** Start of Data records **

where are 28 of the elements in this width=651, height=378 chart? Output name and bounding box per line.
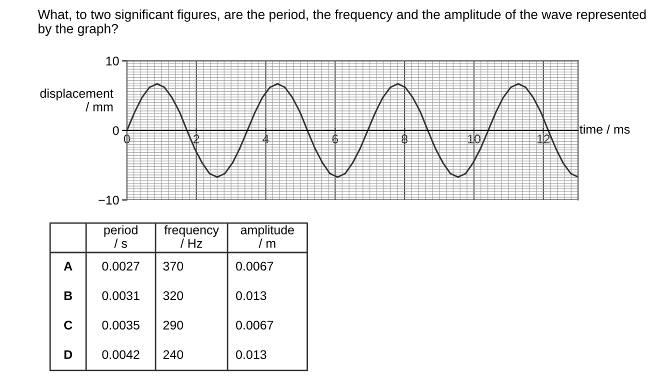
- text: frequency / Hz: [164, 225, 219, 248]
- x-tick-label: 12: [537, 134, 550, 144]
- text: 0.0031: [102, 291, 140, 300]
- x-axis-title: time / ms: [580, 124, 630, 134]
- y-tick-label: −10: [98, 196, 119, 205]
- chart-title: What, to two significant figures, are the period, the frequency and the amplitude of the wave represented by the graph?: [38, 9, 646, 36]
- text: 0.0067: [236, 320, 274, 330]
- text: 0.0042: [102, 350, 140, 360]
- text: 0.013: [236, 350, 266, 360]
- y-tick-label: 10: [106, 56, 119, 66]
- text: 0.0035: [102, 320, 140, 330]
- text: 320: [163, 291, 184, 300]
- x-tick-label: 10: [468, 134, 480, 144]
- y-tick-label: 0: [112, 126, 119, 136]
- text: 240: [163, 350, 184, 360]
- text: 0.0067: [236, 262, 274, 271]
- x-tick-label: 2: [194, 134, 200, 144]
- text: 290: [163, 320, 184, 330]
- text: A: [64, 262, 72, 270]
- text: D: [64, 350, 72, 359]
- text: B: [64, 291, 72, 300]
- text: 0.013: [236, 291, 266, 300]
- text: period / s: [104, 225, 138, 248]
- text: C: [64, 320, 72, 330]
- text: 370: [163, 262, 184, 271]
- text: amplitude / m: [240, 225, 294, 248]
- text: 0.0027: [102, 262, 140, 271]
- y-axis-title: displacement / mm: [40, 88, 114, 112]
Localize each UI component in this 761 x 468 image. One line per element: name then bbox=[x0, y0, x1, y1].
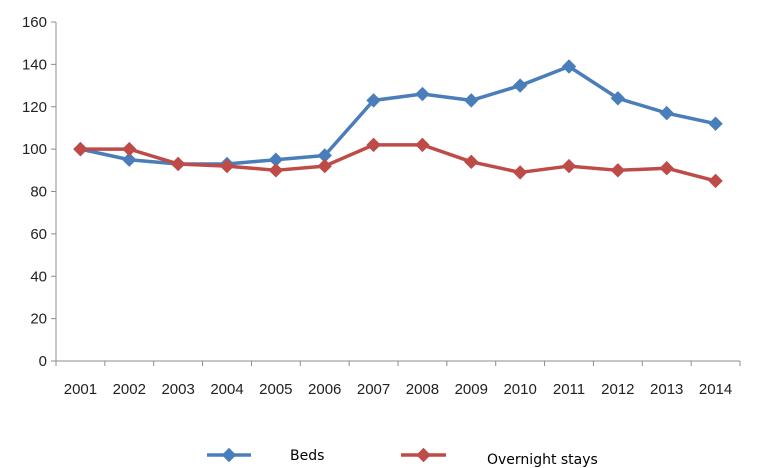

** End of Data records **

### Set exercise
Format every line of the data above as a numbered list, skipping blank lines and leaving out the pictures.

### Task output
1. where are 28 of the elements in this width=651, height=378 chart? Output name and bounding box per line.
2. - text: frequency / Hz: [164, 225, 219, 248]
3. - x-tick-label: 12: [537, 134, 550, 144]
4. - text: 0.0031: [102, 291, 140, 300]
5. - x-axis-title: time / ms: [580, 124, 630, 134]
6. - y-tick-label: −10: [98, 196, 119, 205]
7. - chart-title: What, to two significant figures, are the period, the frequency and the amplitude of the wave represented by the graph?: [38, 9, 646, 36]
8. - text: 0.0067: [236, 320, 274, 330]
9. - text: 0.0042: [102, 350, 140, 360]
10. - text: 0.013: [236, 350, 266, 360]
11. - y-tick-label: 10: [106, 56, 119, 66]
12. - text: 0.0035: [102, 320, 140, 330]
13. - text: 320: [163, 291, 184, 300]
14. - x-tick-label: 10: [468, 134, 480, 144]
15. - y-tick-label: 0: [112, 126, 119, 136]
16. - text: 240: [163, 350, 184, 360]
17. - text: 0.0067: [236, 262, 274, 271]
18. - x-tick-label: 2: [194, 134, 200, 144]
19. - text: 290: [163, 320, 184, 330]
20. - text: A: [64, 262, 72, 270]
21. - text: D: [64, 350, 72, 359]
22. - text: B: [64, 291, 72, 300]
23. - text: 0.013: [236, 291, 266, 300]
24. - text: period / s: [104, 225, 138, 248]
25. - text: C: [64, 320, 72, 330]
26. - text: 370: [163, 262, 184, 271]
27. - text: amplitude / m: [240, 225, 294, 248]
28. - text: 0.0027: [102, 262, 140, 271]
29. - y-axis-title: displacement / mm: [40, 88, 114, 112]
30. Localize each UI component in this 761 x 468 image. One line per element: name then bbox=[x0, y0, x1, y1].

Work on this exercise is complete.